#### RECORD EXCERPTS

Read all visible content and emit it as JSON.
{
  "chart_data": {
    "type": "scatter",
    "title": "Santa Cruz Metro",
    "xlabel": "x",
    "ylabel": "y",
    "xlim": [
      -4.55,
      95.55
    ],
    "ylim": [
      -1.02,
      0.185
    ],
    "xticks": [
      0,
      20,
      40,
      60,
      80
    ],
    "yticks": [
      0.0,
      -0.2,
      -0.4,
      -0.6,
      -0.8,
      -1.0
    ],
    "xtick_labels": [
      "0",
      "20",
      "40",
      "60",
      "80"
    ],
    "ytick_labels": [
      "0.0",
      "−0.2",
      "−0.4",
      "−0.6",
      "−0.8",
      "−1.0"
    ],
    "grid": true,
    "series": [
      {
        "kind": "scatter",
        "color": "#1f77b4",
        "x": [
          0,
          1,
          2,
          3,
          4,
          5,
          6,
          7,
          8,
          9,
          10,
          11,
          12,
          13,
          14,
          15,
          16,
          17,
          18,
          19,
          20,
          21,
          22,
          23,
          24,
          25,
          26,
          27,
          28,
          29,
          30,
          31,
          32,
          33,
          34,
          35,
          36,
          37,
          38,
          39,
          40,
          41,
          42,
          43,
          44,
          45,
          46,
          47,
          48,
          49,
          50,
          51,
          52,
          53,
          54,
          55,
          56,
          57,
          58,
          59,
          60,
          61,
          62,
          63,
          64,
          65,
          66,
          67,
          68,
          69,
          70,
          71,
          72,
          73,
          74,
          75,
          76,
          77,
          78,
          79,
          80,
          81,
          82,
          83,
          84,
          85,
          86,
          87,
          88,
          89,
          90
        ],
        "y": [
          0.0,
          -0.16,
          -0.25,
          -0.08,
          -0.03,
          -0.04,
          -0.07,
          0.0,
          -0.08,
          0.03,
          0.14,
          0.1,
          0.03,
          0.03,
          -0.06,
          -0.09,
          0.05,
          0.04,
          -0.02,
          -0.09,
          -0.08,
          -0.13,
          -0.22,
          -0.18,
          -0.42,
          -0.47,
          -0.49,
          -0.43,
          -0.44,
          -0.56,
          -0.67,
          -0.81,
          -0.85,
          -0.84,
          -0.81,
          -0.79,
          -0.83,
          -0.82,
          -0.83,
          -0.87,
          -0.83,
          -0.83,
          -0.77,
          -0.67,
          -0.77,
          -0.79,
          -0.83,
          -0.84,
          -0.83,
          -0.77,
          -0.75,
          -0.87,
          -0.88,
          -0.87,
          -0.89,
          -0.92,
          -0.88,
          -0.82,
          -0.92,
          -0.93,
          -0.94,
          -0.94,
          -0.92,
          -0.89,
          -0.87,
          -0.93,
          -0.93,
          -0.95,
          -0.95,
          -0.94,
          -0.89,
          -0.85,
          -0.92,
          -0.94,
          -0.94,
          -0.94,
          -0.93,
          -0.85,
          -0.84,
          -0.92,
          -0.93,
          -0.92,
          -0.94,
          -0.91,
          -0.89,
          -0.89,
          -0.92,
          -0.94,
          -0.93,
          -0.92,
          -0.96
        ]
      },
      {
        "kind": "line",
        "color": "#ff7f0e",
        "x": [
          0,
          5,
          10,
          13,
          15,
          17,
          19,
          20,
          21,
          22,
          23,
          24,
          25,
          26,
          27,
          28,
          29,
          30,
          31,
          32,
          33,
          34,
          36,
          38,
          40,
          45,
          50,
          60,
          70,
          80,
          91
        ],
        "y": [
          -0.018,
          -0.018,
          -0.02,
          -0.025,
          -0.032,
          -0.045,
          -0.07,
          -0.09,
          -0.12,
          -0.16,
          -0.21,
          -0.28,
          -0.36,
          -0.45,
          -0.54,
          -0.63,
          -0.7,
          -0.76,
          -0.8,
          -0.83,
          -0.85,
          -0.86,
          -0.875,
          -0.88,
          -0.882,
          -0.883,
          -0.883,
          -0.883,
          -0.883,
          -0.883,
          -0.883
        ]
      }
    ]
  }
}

########

WRITTEN TASK ->
Repeat the material above in full, keeping every word.

SOLUTION BELOW ->
Read all visible content and emit it as JSON.
{
  "chart_data": {
    "type": "scatter",
    "title": "Santa Cruz Metro",
    "xlabel": "x",
    "ylabel": "y",
    "xlim": [
      -4.55,
      95.55
    ],
    "ylim": [
      -1.02,
      0.185
    ],
    "xticks": [
      0,
      20,
      40,
      60,
      80
    ],
    "yticks": [
      0.0,
      -0.2,
      -0.4,
      -0.6,
      -0.8,
      -1.0
    ],
    "xtick_labels": [
      "0",
      "20",
      "40",
      "60",
      "80"
    ],
    "ytick_labels": [
      "0.0",
      "−0.2",
      "−0.4",
      "−0.6",
      "−0.8",
      "−1.0"
    ],
    "grid": true,
    "series": [
      {
        "kind": "scatter",
        "color": "#1f77b4",
        "x": [
          0,
          1,
          2,
          3,
          4,
          5,
          6,
          7,
          8,
          9,
          10,
          11,
          12,
          13,
          14,
          15,
          16,
          17,
          18,
          19,
          20,
          21,
          22,
          23,
          24,
          25,
          26,
          27,
          28,
          29,
          30,
          31,
          32,
          33,
          34,
          35,
          36,
          37,
          38,
          39,
          40,
          41,
          42,
          43,
          44,
          45,
          46,
          47,
          48,
          49,
          50,
          51,
          52,
          53,
          54,
          55,
          56,
          57,
          58,
          59,
          60,
          61,
          62,
          63,
          64,
          65,
          66,
          67,
          68,
          69,
          70,
          71,
          72,
          73,
          74,
          75,
          76,
          77,
          78,
          79,
          80,
          81,
          82,
          83,
          84,
          85,
          86,
          87,
          88,
          89,
          90
        ],
        "y": [
          0.0,
          -0.16,
          -0.25,
          -0.08,
          -0.03,
          -0.04,
          -0.07,
          0.0,
          -0.08,
          0.03,
          0.14,
          0.1,
          0.03,
          0.03,
          -0.06,
          -0.09,
          0.05,
          0.04,
          -0.02,
          -0.09,
          -0.08,
          -0.13,
          -0.22,
          -0.18,
          -0.42,
          -0.47,
          -0.49,
          -0.43,
          -0.44,
          -0.56,
          -0.67,
          -0.81,
          -0.85,
          -0.84,
          -0.81,
          -0.79,
          -0.83,
          -0.82,
          -0.83,
          -0.87,
          -0.83,
          -0.83,
          -0.77,
          -0.67,
          -0.77,
          -0.79,
          -0.83,
          -0.84,
          -0.83,
          -0.77,
          -0.75,
          -0.87,
          -0.88,
          -0.87,
          -0.89,
          -0.92,
          -0.88,
          -0.82,
          -0.92,
          -0.93,
          -0.94,
          -0.94,
          -0.92,
          -0.89,
          -0.87,
          -0.93,
          -0.93,
          -0.95,
          -0.95,
          -0.94,
          -0.89,
          -0.85,
          -0.92,
          -0.94,
          -0.94,
          -0.94,
          -0.93,
          -0.85,
          -0.84,
          -0.92,
          -0.93,
          -0.92,
          -0.94,
          -0.91,
          -0.89,
          -0.89,
          -0.92,
          -0.94,
          -0.93,
          -0.92,
          -0.96
        ]
      },
      {
        "kind": "line",
        "color": "#ff7f0e",
        "x": [
          0,
          5,
          10,
          13,
          15,
          17,
          19,
          20,
          21,
          22,
          23,
          24,
          25,
          26,
          27,
          28,
          29,
          30,
          31,
          32,
          33,
          34,
          36,
          38,
          40,
          45,
          50,
          60,
          70,
          80,
          91
        ],
        "y": [
          -0.018,
          -0.018,
          -0.02,
          -0.025,
          -0.032,
          -0.045,
          -0.07,
          -0.09,
          -0.12,
          -0.16,
          -0.21,
          -0.28,
          -0.36,
          -0.45,
          -0.54,
          -0.63,
          -0.7,
          -0.76,
          -0.8,
          -0.83,
          -0.85,
          -0.86,
          -0.875,
          -0.88,
          -0.882,
          -0.883,
          -0.883,
          -0.883,
          -0.883,
          -0.883,
          -0.883
        ]
      }
    ]
  }
}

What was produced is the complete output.